* Exercise:
Update the rows so that every "bookmark-icon" becomes "save-icon", keeping everything else in them unchanged.
------ Data provided
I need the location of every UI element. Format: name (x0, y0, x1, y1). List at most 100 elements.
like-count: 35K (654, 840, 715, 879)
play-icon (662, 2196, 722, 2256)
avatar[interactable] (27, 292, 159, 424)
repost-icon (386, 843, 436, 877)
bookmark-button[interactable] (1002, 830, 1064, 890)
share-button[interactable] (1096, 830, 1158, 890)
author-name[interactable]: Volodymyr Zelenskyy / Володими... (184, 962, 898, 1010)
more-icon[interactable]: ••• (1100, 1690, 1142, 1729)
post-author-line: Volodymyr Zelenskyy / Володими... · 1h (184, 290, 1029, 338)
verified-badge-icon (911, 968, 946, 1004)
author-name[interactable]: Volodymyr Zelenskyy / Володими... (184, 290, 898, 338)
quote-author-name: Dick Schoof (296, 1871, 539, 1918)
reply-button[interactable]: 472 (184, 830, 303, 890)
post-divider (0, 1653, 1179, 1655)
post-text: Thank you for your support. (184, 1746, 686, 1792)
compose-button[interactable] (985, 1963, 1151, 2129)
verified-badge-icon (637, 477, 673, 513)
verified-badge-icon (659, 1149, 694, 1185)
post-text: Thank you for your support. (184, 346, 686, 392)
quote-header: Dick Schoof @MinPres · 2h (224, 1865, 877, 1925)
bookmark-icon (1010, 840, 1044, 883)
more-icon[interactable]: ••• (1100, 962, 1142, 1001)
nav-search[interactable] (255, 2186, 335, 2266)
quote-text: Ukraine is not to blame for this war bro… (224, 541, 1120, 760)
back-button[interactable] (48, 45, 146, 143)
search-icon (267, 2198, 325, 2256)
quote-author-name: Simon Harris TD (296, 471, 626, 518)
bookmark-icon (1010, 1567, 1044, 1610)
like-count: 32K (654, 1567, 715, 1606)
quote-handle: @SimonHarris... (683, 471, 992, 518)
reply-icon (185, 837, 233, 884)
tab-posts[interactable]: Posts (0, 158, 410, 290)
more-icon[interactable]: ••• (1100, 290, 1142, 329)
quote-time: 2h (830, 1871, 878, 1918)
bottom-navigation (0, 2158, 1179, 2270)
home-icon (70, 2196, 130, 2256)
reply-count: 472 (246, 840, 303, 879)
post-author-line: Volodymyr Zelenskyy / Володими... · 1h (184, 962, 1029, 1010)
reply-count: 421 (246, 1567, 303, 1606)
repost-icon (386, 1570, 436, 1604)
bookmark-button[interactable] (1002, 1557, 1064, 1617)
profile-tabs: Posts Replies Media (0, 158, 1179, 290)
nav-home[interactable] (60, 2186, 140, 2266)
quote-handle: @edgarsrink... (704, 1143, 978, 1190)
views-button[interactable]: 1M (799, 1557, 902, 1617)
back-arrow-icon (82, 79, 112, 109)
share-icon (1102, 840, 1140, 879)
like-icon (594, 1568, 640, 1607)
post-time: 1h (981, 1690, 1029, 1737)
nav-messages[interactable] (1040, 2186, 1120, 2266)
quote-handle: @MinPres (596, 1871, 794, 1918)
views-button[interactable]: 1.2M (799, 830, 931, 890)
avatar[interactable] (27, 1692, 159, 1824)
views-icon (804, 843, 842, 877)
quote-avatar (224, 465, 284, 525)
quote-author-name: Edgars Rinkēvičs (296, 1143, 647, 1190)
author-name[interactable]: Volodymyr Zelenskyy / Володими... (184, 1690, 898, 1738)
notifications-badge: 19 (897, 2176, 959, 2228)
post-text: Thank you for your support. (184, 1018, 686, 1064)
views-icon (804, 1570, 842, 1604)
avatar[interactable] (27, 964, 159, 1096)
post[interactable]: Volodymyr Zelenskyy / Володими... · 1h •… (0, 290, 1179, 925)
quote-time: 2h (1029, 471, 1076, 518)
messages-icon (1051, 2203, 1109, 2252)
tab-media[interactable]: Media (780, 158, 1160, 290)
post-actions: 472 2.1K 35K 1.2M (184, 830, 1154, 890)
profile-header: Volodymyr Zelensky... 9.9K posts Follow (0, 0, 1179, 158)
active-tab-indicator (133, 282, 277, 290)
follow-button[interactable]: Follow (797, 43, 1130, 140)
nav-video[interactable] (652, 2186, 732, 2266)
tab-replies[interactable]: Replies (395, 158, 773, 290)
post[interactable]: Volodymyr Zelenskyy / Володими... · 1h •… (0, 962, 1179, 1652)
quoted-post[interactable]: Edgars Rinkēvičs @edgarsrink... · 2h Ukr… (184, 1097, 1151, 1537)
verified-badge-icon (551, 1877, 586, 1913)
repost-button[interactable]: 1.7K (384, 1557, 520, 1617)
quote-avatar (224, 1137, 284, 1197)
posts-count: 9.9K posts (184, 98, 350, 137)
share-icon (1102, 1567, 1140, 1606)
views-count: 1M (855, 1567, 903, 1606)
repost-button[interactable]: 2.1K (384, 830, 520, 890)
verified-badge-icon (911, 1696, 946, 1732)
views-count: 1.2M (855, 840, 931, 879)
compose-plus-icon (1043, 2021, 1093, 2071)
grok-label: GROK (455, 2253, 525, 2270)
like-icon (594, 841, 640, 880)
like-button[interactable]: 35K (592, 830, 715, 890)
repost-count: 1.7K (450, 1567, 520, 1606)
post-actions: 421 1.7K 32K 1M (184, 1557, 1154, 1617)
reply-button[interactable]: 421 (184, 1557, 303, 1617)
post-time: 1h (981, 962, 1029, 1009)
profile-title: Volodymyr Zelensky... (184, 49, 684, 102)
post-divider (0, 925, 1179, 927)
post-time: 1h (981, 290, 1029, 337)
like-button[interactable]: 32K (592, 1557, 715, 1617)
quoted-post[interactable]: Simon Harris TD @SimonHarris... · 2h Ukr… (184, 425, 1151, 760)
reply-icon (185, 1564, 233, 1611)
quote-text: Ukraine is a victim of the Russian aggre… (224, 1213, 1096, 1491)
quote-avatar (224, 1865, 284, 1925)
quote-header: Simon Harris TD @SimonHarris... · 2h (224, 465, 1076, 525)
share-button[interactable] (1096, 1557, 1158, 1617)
------------
* Full answer:
I need the location of every UI element. Format: name (x0, y0, x1, y1). List at most 100 elements.
like-count: 35K (654, 840, 715, 879)
play-icon (662, 2196, 722, 2256)
avatar[interactable] (27, 292, 159, 424)
repost-icon (386, 843, 436, 877)
bookmark-button[interactable] (1002, 830, 1064, 890)
share-button[interactable] (1096, 830, 1158, 890)
author-name[interactable]: Volodymyr Zelenskyy / Володими... (184, 962, 898, 1010)
more-icon[interactable]: ••• (1100, 1690, 1142, 1729)
post-author-line: Volodymyr Zelenskyy / Володими... · 1h (184, 290, 1029, 338)
verified-badge-icon (911, 968, 946, 1004)
author-name[interactable]: Volodymyr Zelenskyy / Володими... (184, 290, 898, 338)
quote-author-name: Dick Schoof (296, 1871, 539, 1918)
reply-button[interactable]: 472 (184, 830, 303, 890)
post-divider (0, 1653, 1179, 1655)
post-text: Thank you for your support. (184, 1746, 686, 1792)
compose-button[interactable] (985, 1963, 1151, 2129)
verified-badge-icon (637, 477, 673, 513)
verified-badge-icon (659, 1149, 694, 1185)
post-text: Thank you for your support. (184, 346, 686, 392)
quote-header: Dick Schoof @MinPres · 2h (224, 1865, 877, 1925)
save-icon (1010, 840, 1044, 883)
more-icon[interactable]: ••• (1100, 962, 1142, 1001)
nav-search[interactable] (255, 2186, 335, 2266)
quote-text: Ukraine is not to blame for this war bro… (224, 541, 1120, 760)
back-button[interactable] (48, 45, 146, 143)
search-icon (267, 2198, 325, 2256)
quote-author-name: Simon Harris TD (296, 471, 626, 518)
save-icon (1010, 1567, 1044, 1610)
like-count: 32K (654, 1567, 715, 1606)
quote-handle: @SimonHarris... (683, 471, 992, 518)
reply-icon (185, 837, 233, 884)
tab-posts[interactable]: Posts (0, 158, 410, 290)
more-icon[interactable]: ••• (1100, 290, 1142, 329)
quote-time: 2h (830, 1871, 878, 1918)
bottom-navigation (0, 2158, 1179, 2270)
home-icon (70, 2196, 130, 2256)
reply-count: 472 (246, 840, 303, 879)
post-author-line: Volodymyr Zelenskyy / Володими... · 1h (184, 962, 1029, 1010)
reply-count: 421 (246, 1567, 303, 1606)
repost-icon (386, 1570, 436, 1604)
bookmark-button[interactable] (1002, 1557, 1064, 1617)
profile-tabs: Posts Replies Media (0, 158, 1179, 290)
nav-home[interactable] (60, 2186, 140, 2266)
quote-handle: @edgarsrink... (704, 1143, 978, 1190)
views-button[interactable]: 1M (799, 1557, 902, 1617)
back-arrow-icon (82, 79, 112, 109)
share-icon (1102, 840, 1140, 879)
like-icon (594, 1568, 640, 1607)
post-time: 1h (981, 1690, 1029, 1737)
nav-messages[interactable] (1040, 2186, 1120, 2266)
quote-handle: @MinPres (596, 1871, 794, 1918)
views-button[interactable]: 1.2M (799, 830, 931, 890)
avatar[interactable] (27, 1692, 159, 1824)
views-icon (804, 843, 842, 877)
quote-avatar (224, 465, 284, 525)
quote-author-name: Edgars Rinkēvičs (296, 1143, 647, 1190)
author-name[interactable]: Volodymyr Zelenskyy / Володими... (184, 1690, 898, 1738)
notifications-badge: 19 (897, 2176, 959, 2228)
post-text: Thank you for your support. (184, 1018, 686, 1064)
views-icon (804, 1570, 842, 1604)
avatar[interactable] (27, 964, 159, 1096)
post[interactable]: Volodymyr Zelenskyy / Володими... · 1h •… (0, 290, 1179, 925)
quote-time: 2h (1029, 471, 1076, 518)
messages-icon (1051, 2203, 1109, 2252)
tab-media[interactable]: Media (780, 158, 1160, 290)
post-actions: 472 2.1K 35K 1.2M (184, 830, 1154, 890)
profile-header: Volodymyr Zelensky... 9.9K posts Follow (0, 0, 1179, 158)
active-tab-indicator (133, 282, 277, 290)
follow-button[interactable]: Follow (797, 43, 1130, 140)
nav-video[interactable] (652, 2186, 732, 2266)
tab-replies[interactable]: Replies (395, 158, 773, 290)
post[interactable]: Volodymyr Zelenskyy / Володими... · 1h •… (0, 962, 1179, 1652)
quoted-post[interactable]: Edgars Rinkēvičs @edgarsrink... · 2h Ukr… (184, 1097, 1151, 1537)
verified-badge-icon (551, 1877, 586, 1913)
repost-button[interactable]: 1.7K (384, 1557, 520, 1617)
quote-avatar (224, 1137, 284, 1197)
posts-count: 9.9K posts (184, 98, 350, 137)
share-icon (1102, 1567, 1140, 1606)
views-count: 1M (855, 1567, 903, 1606)
repost-button[interactable]: 2.1K (384, 830, 520, 890)
verified-badge-icon (911, 1696, 946, 1732)
views-count: 1.2M (855, 840, 931, 879)
compose-plus-icon (1043, 2021, 1093, 2071)
grok-label: GROK (455, 2253, 525, 2270)
like-icon (594, 841, 640, 880)
like-button[interactable]: 35K (592, 830, 715, 890)
repost-count: 1.7K (450, 1567, 520, 1606)
post-actions: 421 1.7K 32K 1M (184, 1557, 1154, 1617)
reply-button[interactable]: 421 (184, 1557, 303, 1617)
post-time: 1h (981, 962, 1029, 1009)
profile-title: Volodymyr Zelensky... (184, 49, 684, 102)
post-divider (0, 925, 1179, 927)
post-time: 1h (981, 290, 1029, 337)
like-button[interactable]: 32K (592, 1557, 715, 1617)
quoted-post[interactable]: Simon Harris TD @SimonHarris... · 2h Ukr… (184, 425, 1151, 760)
reply-icon (185, 1564, 233, 1611)
quote-text: Ukraine is a victim of the Russian aggre… (224, 1213, 1096, 1491)
quote-avatar (224, 1865, 284, 1925)
quote-header: Simon Harris TD @SimonHarris... · 2h (224, 465, 1076, 525)
share-button[interactable] (1096, 1557, 1158, 1617)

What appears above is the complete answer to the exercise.